## [PETUNJUK TUGAS]
Kembalikan tanpa perubahan apa pun baris-baris catatan mulai dari awal catatan sampai dengan baris yang memuat "y-axis-label: Pressure (mb)". Baris tersebut juga termasuk.

==========

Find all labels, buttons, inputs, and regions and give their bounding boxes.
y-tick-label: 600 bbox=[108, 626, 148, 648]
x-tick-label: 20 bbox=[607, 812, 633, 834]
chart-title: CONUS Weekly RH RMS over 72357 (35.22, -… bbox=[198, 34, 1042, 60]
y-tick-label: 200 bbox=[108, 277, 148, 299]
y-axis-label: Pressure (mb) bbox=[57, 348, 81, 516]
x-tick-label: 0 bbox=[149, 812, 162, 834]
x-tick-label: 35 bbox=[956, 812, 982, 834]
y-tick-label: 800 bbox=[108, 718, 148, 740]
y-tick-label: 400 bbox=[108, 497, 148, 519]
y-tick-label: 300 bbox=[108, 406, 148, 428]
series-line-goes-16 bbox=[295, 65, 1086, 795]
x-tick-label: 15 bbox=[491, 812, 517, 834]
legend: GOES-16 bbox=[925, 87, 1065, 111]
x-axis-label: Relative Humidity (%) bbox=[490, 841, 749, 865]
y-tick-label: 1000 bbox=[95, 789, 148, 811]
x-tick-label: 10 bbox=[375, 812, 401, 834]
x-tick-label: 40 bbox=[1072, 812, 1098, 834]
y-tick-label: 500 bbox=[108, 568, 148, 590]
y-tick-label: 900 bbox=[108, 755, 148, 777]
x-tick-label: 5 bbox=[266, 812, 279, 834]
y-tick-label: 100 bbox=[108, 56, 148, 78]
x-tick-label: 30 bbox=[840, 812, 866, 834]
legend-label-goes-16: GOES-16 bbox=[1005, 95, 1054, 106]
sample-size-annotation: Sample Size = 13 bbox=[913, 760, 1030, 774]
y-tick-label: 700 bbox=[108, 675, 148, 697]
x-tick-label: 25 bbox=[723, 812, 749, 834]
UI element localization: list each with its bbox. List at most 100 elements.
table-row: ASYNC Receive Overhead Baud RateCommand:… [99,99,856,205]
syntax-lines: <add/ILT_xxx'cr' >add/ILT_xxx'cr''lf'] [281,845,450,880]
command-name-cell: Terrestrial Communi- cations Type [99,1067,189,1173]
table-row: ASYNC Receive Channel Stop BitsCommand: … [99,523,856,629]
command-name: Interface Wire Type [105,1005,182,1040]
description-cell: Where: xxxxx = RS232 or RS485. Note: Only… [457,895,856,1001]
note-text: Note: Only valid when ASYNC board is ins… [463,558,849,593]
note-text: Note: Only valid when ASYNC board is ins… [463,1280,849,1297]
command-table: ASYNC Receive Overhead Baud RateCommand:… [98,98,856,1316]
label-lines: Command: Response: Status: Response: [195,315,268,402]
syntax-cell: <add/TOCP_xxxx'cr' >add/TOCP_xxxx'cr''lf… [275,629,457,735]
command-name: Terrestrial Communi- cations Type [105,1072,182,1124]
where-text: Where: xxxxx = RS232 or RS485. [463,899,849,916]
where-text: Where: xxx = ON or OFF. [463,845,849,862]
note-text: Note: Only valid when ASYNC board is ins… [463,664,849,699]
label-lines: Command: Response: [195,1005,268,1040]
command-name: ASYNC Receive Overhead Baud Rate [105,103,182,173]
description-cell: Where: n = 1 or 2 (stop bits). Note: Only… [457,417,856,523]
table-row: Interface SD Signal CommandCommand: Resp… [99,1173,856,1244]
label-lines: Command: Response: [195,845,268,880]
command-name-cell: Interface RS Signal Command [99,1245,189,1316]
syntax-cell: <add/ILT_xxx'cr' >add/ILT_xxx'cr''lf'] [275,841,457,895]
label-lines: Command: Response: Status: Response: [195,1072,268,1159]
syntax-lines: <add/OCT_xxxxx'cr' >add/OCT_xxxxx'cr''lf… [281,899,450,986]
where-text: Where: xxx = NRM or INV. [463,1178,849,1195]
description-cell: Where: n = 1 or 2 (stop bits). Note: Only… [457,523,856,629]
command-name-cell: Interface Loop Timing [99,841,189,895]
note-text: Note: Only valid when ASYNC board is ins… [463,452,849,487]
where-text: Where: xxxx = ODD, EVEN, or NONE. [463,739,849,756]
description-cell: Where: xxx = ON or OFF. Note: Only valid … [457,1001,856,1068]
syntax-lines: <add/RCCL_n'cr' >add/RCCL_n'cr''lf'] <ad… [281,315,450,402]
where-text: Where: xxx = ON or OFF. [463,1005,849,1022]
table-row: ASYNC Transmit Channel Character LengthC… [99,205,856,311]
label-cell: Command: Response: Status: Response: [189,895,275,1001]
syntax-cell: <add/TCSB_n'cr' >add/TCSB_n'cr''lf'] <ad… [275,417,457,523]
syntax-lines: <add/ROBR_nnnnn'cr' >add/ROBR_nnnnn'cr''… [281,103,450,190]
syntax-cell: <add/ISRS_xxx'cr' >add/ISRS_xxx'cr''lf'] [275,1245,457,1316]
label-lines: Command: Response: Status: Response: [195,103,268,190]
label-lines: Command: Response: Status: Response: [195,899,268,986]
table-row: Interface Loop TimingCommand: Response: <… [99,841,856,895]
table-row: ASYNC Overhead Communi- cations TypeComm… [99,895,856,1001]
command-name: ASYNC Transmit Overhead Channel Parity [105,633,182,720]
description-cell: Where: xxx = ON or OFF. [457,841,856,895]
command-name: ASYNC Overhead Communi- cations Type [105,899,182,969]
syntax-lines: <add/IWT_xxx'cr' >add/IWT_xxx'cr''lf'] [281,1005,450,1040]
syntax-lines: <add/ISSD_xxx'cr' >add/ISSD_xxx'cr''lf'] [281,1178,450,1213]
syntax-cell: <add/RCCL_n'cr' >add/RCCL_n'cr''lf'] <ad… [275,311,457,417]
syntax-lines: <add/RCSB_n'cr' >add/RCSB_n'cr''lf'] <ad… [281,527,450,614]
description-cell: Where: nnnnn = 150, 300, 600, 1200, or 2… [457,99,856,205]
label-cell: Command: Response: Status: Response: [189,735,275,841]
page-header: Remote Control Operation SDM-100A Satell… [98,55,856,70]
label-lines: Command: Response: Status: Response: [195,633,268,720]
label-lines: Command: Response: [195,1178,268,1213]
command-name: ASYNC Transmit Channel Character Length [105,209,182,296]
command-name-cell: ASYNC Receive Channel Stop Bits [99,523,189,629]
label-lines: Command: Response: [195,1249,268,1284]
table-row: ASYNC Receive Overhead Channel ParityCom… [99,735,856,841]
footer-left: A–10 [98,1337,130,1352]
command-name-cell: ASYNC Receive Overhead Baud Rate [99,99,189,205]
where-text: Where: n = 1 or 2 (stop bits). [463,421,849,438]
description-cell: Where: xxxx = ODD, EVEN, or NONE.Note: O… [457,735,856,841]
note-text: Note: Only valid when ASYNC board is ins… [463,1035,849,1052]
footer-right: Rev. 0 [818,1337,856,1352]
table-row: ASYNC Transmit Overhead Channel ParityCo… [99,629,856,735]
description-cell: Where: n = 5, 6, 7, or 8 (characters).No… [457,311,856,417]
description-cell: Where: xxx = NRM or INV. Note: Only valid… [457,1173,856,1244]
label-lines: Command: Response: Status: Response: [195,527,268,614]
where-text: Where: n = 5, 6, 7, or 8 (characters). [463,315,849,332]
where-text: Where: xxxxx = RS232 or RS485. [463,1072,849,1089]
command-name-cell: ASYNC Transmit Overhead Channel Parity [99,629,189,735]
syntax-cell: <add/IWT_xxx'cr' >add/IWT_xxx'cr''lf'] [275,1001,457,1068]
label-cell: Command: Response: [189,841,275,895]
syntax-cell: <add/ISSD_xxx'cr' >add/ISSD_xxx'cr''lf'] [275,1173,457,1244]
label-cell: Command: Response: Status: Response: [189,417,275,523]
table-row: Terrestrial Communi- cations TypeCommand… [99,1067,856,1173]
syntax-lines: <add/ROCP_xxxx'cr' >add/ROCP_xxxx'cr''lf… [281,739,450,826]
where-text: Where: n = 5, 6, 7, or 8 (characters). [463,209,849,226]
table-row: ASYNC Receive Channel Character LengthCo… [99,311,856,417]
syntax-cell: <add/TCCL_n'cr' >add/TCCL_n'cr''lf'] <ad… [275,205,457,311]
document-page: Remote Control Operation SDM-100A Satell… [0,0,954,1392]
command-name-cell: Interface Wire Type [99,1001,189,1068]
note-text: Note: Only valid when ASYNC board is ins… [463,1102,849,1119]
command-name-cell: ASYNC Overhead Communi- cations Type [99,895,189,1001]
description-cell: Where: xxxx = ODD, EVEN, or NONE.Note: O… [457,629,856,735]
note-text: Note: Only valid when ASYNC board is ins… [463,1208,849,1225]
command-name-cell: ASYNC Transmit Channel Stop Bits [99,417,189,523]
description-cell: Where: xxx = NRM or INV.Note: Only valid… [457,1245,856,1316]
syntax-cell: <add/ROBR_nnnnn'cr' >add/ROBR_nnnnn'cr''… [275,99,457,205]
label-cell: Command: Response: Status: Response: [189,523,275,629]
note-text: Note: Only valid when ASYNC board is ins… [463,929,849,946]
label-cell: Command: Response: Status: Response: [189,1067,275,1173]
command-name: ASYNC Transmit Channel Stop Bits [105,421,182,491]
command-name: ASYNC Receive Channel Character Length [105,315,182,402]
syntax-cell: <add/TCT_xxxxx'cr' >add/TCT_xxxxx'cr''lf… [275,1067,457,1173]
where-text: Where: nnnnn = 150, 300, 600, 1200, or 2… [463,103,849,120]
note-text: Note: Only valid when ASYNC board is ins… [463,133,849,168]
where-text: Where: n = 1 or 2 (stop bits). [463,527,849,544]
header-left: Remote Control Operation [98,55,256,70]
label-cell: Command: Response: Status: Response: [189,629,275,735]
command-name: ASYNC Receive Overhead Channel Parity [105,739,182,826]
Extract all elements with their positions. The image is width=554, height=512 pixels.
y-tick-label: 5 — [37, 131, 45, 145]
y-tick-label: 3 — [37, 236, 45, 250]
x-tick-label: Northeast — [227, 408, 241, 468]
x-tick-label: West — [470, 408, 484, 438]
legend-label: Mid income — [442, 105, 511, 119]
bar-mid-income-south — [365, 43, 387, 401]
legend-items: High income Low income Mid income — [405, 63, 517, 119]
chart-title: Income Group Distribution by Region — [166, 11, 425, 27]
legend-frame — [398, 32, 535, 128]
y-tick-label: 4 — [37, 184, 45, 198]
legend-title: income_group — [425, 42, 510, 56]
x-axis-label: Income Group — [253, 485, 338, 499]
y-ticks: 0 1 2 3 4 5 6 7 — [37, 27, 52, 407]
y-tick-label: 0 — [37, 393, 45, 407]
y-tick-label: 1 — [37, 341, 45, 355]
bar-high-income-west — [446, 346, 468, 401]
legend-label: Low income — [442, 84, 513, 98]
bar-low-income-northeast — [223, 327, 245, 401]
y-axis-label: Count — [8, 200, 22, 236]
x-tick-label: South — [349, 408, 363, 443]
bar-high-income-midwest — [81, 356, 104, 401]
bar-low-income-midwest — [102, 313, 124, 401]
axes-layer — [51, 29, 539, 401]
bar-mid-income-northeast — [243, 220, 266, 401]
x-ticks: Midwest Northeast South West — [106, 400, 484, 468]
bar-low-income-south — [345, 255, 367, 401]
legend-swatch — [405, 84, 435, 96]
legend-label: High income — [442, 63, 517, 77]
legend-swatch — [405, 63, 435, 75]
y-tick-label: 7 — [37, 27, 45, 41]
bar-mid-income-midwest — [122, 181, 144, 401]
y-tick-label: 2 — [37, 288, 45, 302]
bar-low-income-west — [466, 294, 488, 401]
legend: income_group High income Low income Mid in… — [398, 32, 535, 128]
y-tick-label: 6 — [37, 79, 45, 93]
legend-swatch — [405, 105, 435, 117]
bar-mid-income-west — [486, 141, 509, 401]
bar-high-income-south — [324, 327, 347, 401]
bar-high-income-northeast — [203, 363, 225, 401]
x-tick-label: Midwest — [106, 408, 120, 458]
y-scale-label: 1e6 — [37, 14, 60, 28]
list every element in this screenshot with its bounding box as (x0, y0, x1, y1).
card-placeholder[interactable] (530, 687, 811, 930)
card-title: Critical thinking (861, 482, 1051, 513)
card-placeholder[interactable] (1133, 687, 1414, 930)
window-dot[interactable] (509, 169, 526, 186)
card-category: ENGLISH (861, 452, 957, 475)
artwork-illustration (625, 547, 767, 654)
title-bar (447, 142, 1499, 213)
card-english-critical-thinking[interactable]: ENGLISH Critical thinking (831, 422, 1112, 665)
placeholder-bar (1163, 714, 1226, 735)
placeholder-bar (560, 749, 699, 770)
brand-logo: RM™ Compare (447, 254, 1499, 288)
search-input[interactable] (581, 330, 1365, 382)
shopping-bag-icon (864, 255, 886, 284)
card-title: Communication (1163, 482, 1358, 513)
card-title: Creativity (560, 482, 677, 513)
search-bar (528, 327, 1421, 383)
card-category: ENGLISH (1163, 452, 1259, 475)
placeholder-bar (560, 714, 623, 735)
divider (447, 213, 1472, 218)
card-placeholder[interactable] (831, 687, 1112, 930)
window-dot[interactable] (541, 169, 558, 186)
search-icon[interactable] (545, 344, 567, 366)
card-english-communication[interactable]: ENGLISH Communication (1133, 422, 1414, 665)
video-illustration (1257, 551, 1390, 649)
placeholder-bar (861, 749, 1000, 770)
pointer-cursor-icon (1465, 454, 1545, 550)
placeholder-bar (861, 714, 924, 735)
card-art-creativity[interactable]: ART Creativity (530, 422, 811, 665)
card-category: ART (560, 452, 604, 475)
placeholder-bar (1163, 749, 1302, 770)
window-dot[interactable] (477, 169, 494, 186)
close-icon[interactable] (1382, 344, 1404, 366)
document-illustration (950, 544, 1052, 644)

==========

## [JAWABAN LATIHAN]
Find all labels, buttons, inputs, and regions and give their bounding boxes.
y-tick-label: 600 bbox=[108, 626, 148, 648]
x-tick-label: 20 bbox=[607, 812, 633, 834]
chart-title: CONUS Weekly RH RMS over 72357 (35.22, -… bbox=[198, 34, 1042, 60]
y-tick-label: 200 bbox=[108, 277, 148, 299]
y-axis-label: Pressure (mb) bbox=[57, 348, 81, 516]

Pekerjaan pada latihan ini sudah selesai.